Supplied records
--

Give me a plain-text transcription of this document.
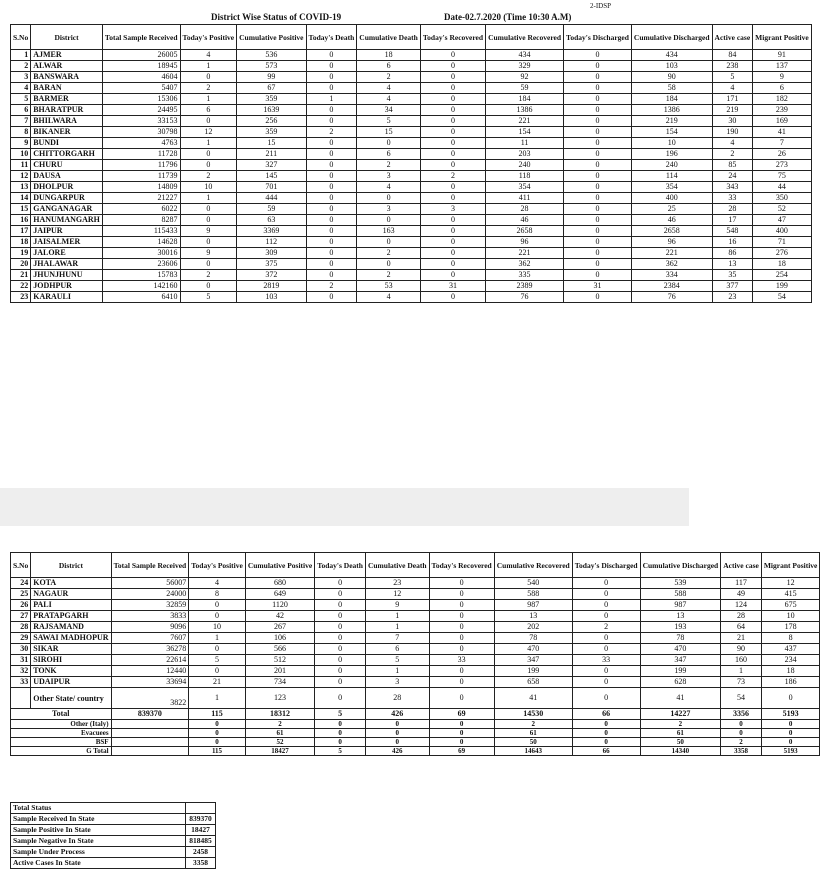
2-IDSP
District Wise Status of COVID-19	Date-02.7.2020 (Time 10:30 A.M)
S.No	District	Total Sample Received	Today's Positive	Cumulative Positive	Today's Death	Cumulative Death	Today's Recovered	Cumulative Recovered	Today's Discharged	Cumulative Discharged	Active case	Migrant Positive
1	AJMER	26005	4	536	0	18	0	434	0	434	84	91
2	ALWAR	18945	1	573	0	6	0	329	0	103	238	137
3	BANSWARA	4604	0	99	0	2	0	92	0	90	5	9
4	BARAN	5407	2	67	0	4	0	59	0	58	4	6
5	BARMER	15306	1	359	1	4	0	184	0	184	171	182
6	BHARATPUR	24495	6	1639	0	34	0	1386	0	1386	219	239
7	BHILWARA	33153	0	256	0	5	0	221	0	219	30	169
8	BIKANER	30798	12	359	2	15	0	154	0	154	190	41
9	BUNDI	4763	1	15	0	0	0	11	0	10	4	7
10	CHITTORGARH	11728	0	211	0	6	0	203	0	196	2	26
11	CHURU	11796	0	327	0	2	0	240	0	240	85	273
12	DAUSA	11739	2	145	0	3	2	118	0	114	24	75
13	DHOLPUR	14809	10	701	0	4	0	354	0	354	343	44
14	DUNGARPUR	21227	1	444	0	0	0	411	0	400	33	350
15	GANGANAGAR	6022	0	59	0	3	3	28	0	25	28	52
16	HANUMANGARH	8287	0	63	0	0	0	46	0	46	17	47
17	JAIPUR	115433	9	3369	0	163	0	2658	0	2658	548	400
18	JAISALMER	14628	0	112	0	0	0	96	0	96	16	71
19	JALORE	30016	9	309	0	2	0	221	0	221	86	276
20	JHALAWAR	23606	0	375	0	0	0	362	0	362	13	18
21	JHUNJHUNU	15783	2	372	0	2	0	335	0	334	35	254
22	JODHPUR	142160	0	2819	2	53	31	2389	31	2384	377	199
23	KARAULI	6410	5	103	0	4	0	76	0	76	23	54
S.No	District	Total Sample Received	Today's Positive	Cumulative Positive	Today's Death	Cumulative Death	Today's Recovered	Cumulative Recovered	Today's Discharged	Cumulative Discharged	Active case	Migrant Positive
24	KOTA	56007	4	680	0	23	0	540	0	539	117	12
25	NAGAUR	24000	8	649	0	12	0	588	0	588	49	415
26	PALI	32859	0	1120	0	9	0	987	0	987	124	675
27	PRATAPGARH	3833	0	42	0	1	0	13	0	13	28	10
28	RAJSAMAND	9096	10	267	0	1	0	202	2	193	64	178
29	SAWAI MADHOPUR	7607	1	106	0	7	0	78	0	78	21	8
30	SIKAR	36278	0	566	0	6	0	470	0	470	90	437
31	SIROHI	22614	5	512	0	5	33	347	33	347	160	234
32	TONK	12440	0	201	0	1	0	199	0	199	1	18
33	UDAIPUR	33694	21	734	0	3	0	658	0	628	73	186
	Other State/ country	3822	1	123	0	28	0	41	0	41	54	0
Total		839370	115	18312	5	426	69	14530	66	14227	3356	5193
Other (Italy)			0	2	0	0	0	2	0	2	0	0
Evacuees			0	61	0	0	0	61	0	61	0	0
BSF			0	52	0	0	0	50	0	50	2	0
G Total			115	18427	5	426	69	14643	66	14340	3358	5193
Total Status	
Sample Received In State	839370
Sample Positive In State	18427
Sample Negative In State	818485
Sample Under Process	2458
Active Cases In State	3358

--

Given request
Copy every line in the entries above that has the string "Status" in it.

Answer to the problem
District Wise Status of COVID-19	Date-02.7.2020 (Time 10:30 A.M)
Total Status	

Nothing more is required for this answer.